-- START --

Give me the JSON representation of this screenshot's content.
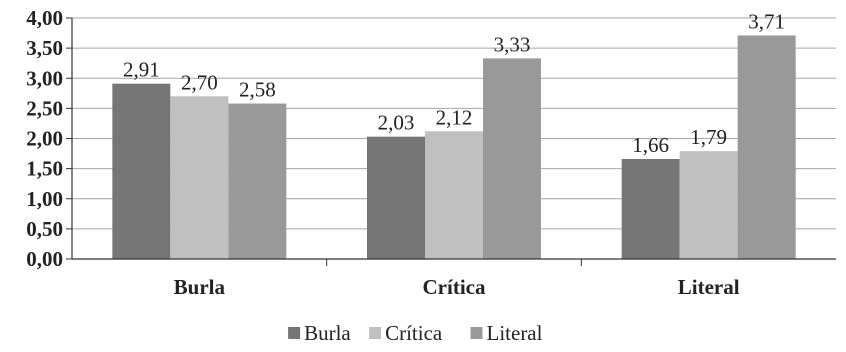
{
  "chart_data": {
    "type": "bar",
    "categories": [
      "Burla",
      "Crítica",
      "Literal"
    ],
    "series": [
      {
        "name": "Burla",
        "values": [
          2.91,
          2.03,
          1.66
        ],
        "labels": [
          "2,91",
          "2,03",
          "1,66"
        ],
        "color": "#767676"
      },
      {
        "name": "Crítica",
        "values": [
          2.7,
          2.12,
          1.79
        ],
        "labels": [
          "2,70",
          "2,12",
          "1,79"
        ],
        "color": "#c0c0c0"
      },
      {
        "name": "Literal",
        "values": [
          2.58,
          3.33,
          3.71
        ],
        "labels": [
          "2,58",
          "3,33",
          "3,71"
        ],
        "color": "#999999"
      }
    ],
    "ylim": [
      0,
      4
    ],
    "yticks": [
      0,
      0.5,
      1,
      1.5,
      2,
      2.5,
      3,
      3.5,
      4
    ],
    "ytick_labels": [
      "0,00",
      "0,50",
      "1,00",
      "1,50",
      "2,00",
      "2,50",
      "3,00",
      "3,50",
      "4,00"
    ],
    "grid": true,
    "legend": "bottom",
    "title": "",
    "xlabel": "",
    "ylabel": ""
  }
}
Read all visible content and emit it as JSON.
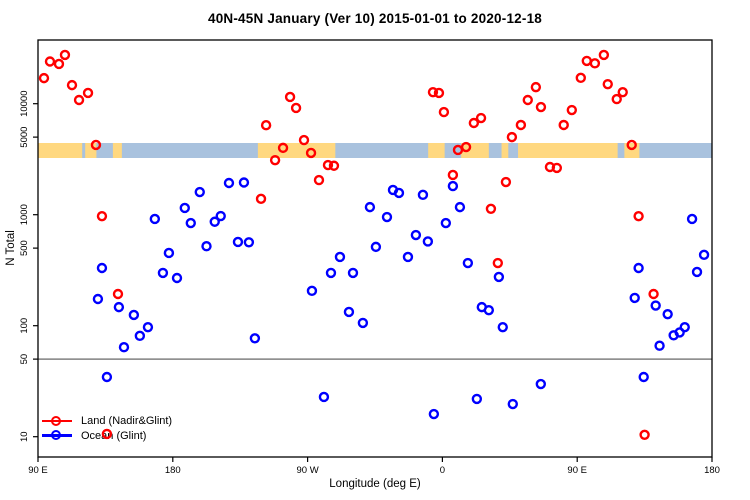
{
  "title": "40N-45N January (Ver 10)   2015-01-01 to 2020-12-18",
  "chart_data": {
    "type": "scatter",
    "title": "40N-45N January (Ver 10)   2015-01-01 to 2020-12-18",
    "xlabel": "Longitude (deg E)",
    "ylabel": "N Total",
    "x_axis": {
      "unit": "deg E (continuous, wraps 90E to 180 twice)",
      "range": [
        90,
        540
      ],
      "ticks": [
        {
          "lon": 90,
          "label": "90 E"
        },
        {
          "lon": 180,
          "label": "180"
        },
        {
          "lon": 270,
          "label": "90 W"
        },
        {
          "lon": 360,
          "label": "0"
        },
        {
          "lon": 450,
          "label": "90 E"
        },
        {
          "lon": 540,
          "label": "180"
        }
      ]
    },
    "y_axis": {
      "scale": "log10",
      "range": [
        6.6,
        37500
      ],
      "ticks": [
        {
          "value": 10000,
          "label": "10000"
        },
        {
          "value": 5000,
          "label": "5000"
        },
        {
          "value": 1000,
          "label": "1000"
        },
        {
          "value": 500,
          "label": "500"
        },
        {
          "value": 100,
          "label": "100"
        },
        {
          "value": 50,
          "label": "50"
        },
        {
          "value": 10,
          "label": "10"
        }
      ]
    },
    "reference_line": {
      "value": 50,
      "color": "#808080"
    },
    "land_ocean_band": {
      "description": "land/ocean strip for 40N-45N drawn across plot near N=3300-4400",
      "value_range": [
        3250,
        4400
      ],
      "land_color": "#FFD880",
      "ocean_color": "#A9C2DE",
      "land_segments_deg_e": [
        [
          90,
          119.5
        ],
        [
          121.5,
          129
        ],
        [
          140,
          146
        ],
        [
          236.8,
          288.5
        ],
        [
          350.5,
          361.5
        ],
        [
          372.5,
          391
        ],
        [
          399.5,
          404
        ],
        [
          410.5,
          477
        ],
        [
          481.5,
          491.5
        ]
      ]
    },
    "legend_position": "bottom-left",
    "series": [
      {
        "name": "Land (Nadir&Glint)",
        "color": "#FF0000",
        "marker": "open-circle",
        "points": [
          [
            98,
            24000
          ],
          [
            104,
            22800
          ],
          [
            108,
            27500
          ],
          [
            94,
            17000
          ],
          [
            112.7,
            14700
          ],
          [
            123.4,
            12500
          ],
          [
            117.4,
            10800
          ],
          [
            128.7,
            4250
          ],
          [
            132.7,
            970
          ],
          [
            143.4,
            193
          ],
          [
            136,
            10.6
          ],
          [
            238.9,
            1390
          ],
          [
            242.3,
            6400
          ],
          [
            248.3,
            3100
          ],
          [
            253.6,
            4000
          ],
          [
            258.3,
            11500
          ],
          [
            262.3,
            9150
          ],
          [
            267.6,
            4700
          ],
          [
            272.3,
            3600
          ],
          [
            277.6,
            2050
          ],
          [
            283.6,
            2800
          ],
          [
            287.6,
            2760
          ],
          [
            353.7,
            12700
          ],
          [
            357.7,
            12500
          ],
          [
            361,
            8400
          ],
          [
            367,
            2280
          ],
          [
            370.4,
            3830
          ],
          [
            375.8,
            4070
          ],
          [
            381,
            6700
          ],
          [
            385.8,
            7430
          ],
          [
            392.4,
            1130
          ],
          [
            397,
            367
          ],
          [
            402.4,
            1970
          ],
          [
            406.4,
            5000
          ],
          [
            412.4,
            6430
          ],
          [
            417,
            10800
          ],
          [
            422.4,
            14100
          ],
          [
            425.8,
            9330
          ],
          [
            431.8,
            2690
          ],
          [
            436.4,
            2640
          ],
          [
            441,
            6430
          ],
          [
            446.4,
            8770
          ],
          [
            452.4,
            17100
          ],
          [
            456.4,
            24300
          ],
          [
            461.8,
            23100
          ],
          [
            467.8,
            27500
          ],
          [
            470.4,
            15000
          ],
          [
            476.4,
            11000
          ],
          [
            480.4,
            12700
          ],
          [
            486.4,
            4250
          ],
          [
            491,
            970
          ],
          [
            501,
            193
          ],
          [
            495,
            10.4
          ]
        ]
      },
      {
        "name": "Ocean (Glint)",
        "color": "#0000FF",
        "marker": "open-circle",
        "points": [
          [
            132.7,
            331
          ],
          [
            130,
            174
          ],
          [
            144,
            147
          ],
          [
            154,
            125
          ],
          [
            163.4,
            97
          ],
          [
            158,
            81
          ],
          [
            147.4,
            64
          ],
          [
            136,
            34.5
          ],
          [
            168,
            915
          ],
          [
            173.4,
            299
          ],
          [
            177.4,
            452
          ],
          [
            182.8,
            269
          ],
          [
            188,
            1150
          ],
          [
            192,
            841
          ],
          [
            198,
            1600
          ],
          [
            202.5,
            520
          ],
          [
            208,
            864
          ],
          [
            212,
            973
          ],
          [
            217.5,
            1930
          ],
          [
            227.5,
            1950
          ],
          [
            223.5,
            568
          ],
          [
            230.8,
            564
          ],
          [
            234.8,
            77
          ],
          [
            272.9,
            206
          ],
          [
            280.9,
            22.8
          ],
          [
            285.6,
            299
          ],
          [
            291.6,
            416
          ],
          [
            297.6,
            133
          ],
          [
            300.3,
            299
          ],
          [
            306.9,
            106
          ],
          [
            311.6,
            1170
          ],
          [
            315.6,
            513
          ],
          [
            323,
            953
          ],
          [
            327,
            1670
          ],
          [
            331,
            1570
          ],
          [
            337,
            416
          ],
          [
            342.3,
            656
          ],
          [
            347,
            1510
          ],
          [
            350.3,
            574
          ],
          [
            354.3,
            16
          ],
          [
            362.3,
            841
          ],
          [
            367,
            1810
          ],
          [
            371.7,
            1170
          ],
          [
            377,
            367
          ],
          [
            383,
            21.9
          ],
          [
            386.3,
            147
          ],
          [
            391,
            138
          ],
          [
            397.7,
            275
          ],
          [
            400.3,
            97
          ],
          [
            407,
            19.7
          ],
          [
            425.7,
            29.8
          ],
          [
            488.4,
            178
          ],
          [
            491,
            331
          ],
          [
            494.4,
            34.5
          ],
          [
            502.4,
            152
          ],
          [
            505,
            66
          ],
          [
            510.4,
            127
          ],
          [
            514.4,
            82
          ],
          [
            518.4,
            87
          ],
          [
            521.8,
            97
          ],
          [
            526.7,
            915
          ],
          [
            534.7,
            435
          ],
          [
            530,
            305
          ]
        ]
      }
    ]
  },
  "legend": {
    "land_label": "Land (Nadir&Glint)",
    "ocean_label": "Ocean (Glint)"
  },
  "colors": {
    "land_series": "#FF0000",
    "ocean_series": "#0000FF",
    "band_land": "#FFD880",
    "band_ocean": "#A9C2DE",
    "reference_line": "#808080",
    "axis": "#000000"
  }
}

-- END --

> **Work instructions**: Copy every line in the records above that contains the word "content".

> **Answer to the exercise**:
Give me the JSON representation of this screenshot's content.
Read all visible content and emit it as JSON.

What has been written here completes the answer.